┌─ SUPPLIED MATERIAL
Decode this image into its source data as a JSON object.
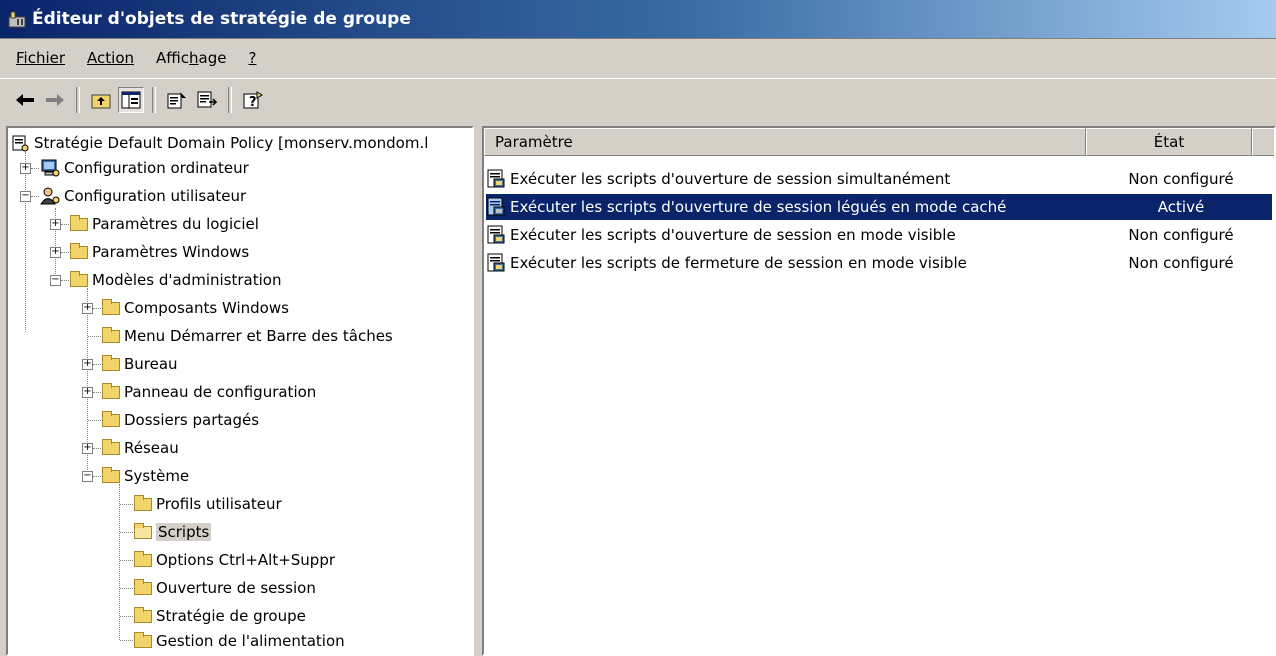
{
  "window": {
    "title": "Éditeur d'objets de stratégie de groupe"
  },
  "menu": [
    {
      "label": "Fichier",
      "mnemonic_index": 0
    },
    {
      "label": "Action",
      "mnemonic_index": 0
    },
    {
      "label": "Affichage",
      "mnemonic_index": 5
    },
    {
      "label": "?",
      "mnemonic_index": 0
    }
  ],
  "toolbar": [
    "back-arrow-icon",
    "forward-arrow-icon",
    "up-one-level-icon",
    "show-hide-tree-icon",
    "properties-icon",
    "export-list-icon",
    "help-icon"
  ],
  "tree": {
    "root": "Stratégie Default Domain Policy [monserv.mondom.l",
    "items": [
      {
        "label": "Configuration ordinateur"
      },
      {
        "label": "Configuration utilisateur"
      },
      {
        "label": "Paramètres du logiciel"
      },
      {
        "label": "Paramètres Windows"
      },
      {
        "label": "Modèles d'administration"
      },
      {
        "label": "Composants Windows"
      },
      {
        "label": "Menu Démarrer et Barre des tâches"
      },
      {
        "label": "Bureau"
      },
      {
        "label": "Panneau de configuration"
      },
      {
        "label": "Dossiers partagés"
      },
      {
        "label": "Réseau"
      },
      {
        "label": "Système"
      },
      {
        "label": "Profils utilisateur"
      },
      {
        "label": "Scripts"
      },
      {
        "label": "Options Ctrl+Alt+Suppr"
      },
      {
        "label": "Ouverture de session"
      },
      {
        "label": "Stratégie de groupe"
      },
      {
        "label": "Gestion de l'alimentation"
      }
    ]
  },
  "list": {
    "columns": [
      "Paramètre",
      "État"
    ],
    "rows": [
      {
        "name": "Exécuter les scripts d'ouverture de session simultanément",
        "state": "Non configuré"
      },
      {
        "name": "Exécuter les scripts d'ouverture de session légués en mode caché",
        "state": "Activé"
      },
      {
        "name": "Exécuter les scripts d'ouverture de session en mode visible",
        "state": "Non configuré"
      },
      {
        "name": "Exécuter les scripts de fermeture de session en mode visible",
        "state": "Non configuré"
      }
    ]
  },
  "colors": {
    "selection": "#0a246a",
    "chrome": "#d4d0c8"
  }
}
└─
Omit every picture, then repeat the remaining data exactly as it appears above.

Decode this image into its source data as a JSON object.
{
  "window": {
    "title": "Éditeur d'objets de stratégie de groupe"
  },
  "menu": [
    {
      "label": "Fichier",
      "mnemonic_index": 0
    },
    {
      "label": "Action",
      "mnemonic_index": 0
    },
    {
      "label": "Affichage",
      "mnemonic_index": 5
    },
    {
      "label": "?",
      "mnemonic_index": 0
    }
  ],
  "toolbar": [
    "back-arrow-icon",
    "forward-arrow-icon",
    "up-one-level-icon",
    "show-hide-tree-icon",
    "properties-icon",
    "export-list-icon",
    "help-icon"
  ],
  "tree": {
    "root": "Stratégie Default Domain Policy [monserv.mondom.l",
    "items": [
      {
        "label": "Configuration ordinateur"
      },
      {
        "label": "Configuration utilisateur"
      },
      {
        "label": "Paramètres du logiciel"
      },
      {
        "label": "Paramètres Windows"
      },
      {
        "label": "Modèles d'administration"
      },
      {
        "label": "Composants Windows"
      },
      {
        "label": "Menu Démarrer et Barre des tâches"
      },
      {
        "label": "Bureau"
      },
      {
        "label": "Panneau de configuration"
      },
      {
        "label": "Dossiers partagés"
      },
      {
        "label": "Réseau"
      },
      {
        "label": "Système"
      },
      {
        "label": "Profils utilisateur"
      },
      {
        "label": "Scripts"
      },
      {
        "label": "Options Ctrl+Alt+Suppr"
      },
      {
        "label": "Ouverture de session"
      },
      {
        "label": "Stratégie de groupe"
      },
      {
        "label": "Gestion de l'alimentation"
      }
    ]
  },
  "list": {
    "columns": [
      "Paramètre",
      "État"
    ],
    "rows": [
      {
        "name": "Exécuter les scripts d'ouverture de session simultanément",
        "state": "Non configuré"
      },
      {
        "name": "Exécuter les scripts d'ouverture de session légués en mode caché",
        "state": "Activé"
      },
      {
        "name": "Exécuter les scripts d'ouverture de session en mode visible",
        "state": "Non configuré"
      },
      {
        "name": "Exécuter les scripts de fermeture de session en mode visible",
        "state": "Non configuré"
      }
    ]
  },
  "colors": {
    "selection": "#0a246a",
    "chrome": "#d4d0c8"
  }
}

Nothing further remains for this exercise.